## Written exercise
Without including any images, repeat the data exactly.

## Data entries

==*==

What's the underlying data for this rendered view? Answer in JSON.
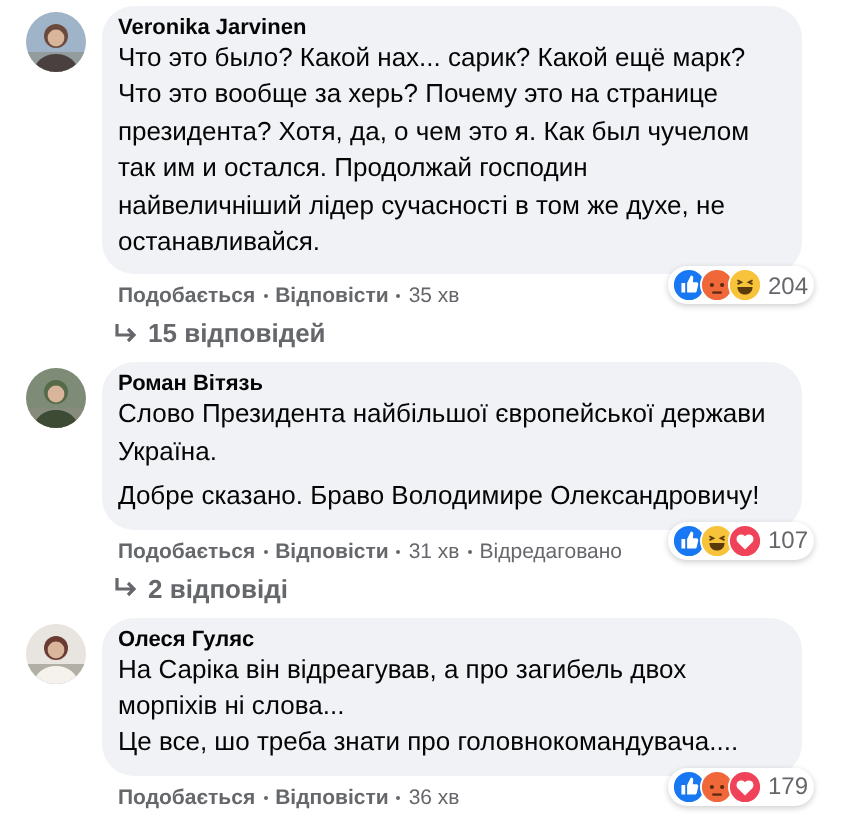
{
  "comments": [
    {
      "author": "Veronika Jarvinen",
      "paragraphs": [
        "Что это было? Какой нах... сарик? Какой ещё марк? Что это вообще за херь? Почему это на странице президента? Хотя, да, о чем это я. Как был чучелом так им и остался. Продолжай господин найвеличніший лідер сучасності в том же духе, не останавливайся."
      ],
      "reactions": [
        {
          "kind": "like"
        },
        {
          "kind": "angry"
        },
        {
          "kind": "haha"
        }
      ],
      "reaction_count": "204",
      "like_label": "Подобається",
      "reply_label": "Відповісти",
      "time": "35 хв",
      "replies_link": "15 відповідей"
    },
    {
      "author": "Роман Вітязь",
      "paragraphs": [
        "Слово Президента найбільшої європейської держави Україна.",
        "Добре сказано. Браво Володимире Олександровичу!"
      ],
      "reactions": [
        {
          "kind": "like"
        },
        {
          "kind": "haha"
        },
        {
          "kind": "love"
        }
      ],
      "reaction_count": "107",
      "like_label": "Подобається",
      "reply_label": "Відповісти",
      "time": "31 хв",
      "edited": "Відредаговано",
      "replies_link": "2 відповіді"
    },
    {
      "author": "Олеся Гуляс",
      "paragraphs": [
        "На Саріка він відреагував, а про загибель двох морпіхів ні слова...",
        "Це все, шо треба знати про головнокомандувача...."
      ],
      "reactions": [
        {
          "kind": "like"
        },
        {
          "kind": "angry"
        },
        {
          "kind": "love"
        }
      ],
      "reaction_count": "179",
      "like_label": "Подобається",
      "reply_label": "Відповісти",
      "time": "36 хв"
    }
  ]
}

==*==

## Written solution
What's the underlying data for this rendered view? Answer in JSON.
{
  "comments": [
    {
      "author": "Veronika Jarvinen",
      "paragraphs": [
        "Что это было? Какой нах... сарик? Какой ещё марк? Что это вообще за херь? Почему это на странице президента? Хотя, да, о чем это я. Как был чучелом так им и остался. Продолжай господин найвеличніший лідер сучасності в том же духе, не останавливайся."
      ],
      "reactions": [
        {
          "kind": "like"
        },
        {
          "kind": "angry"
        },
        {
          "kind": "haha"
        }
      ],
      "reaction_count": "204",
      "like_label": "Подобається",
      "reply_label": "Відповісти",
      "time": "35 хв",
      "replies_link": "15 відповідей"
    },
    {
      "author": "Роман Вітязь",
      "paragraphs": [
        "Слово Президента найбільшої європейської держави Україна.",
        "Добре сказано. Браво Володимире Олександровичу!"
      ],
      "reactions": [
        {
          "kind": "like"
        },
        {
          "kind": "haha"
        },
        {
          "kind": "love"
        }
      ],
      "reaction_count": "107",
      "like_label": "Подобається",
      "reply_label": "Відповісти",
      "time": "31 хв",
      "edited": "Відредаговано",
      "replies_link": "2 відповіді"
    },
    {
      "author": "Олеся Гуляс",
      "paragraphs": [
        "На Саріка він відреагував, а про загибель двох морпіхів ні слова...",
        "Це все, шо треба знати про головнокомандувача...."
      ],
      "reactions": [
        {
          "kind": "like"
        },
        {
          "kind": "angry"
        },
        {
          "kind": "love"
        }
      ],
      "reaction_count": "179",
      "like_label": "Подобається",
      "reply_label": "Відповісти",
      "time": "36 хв"
    }
  ]
}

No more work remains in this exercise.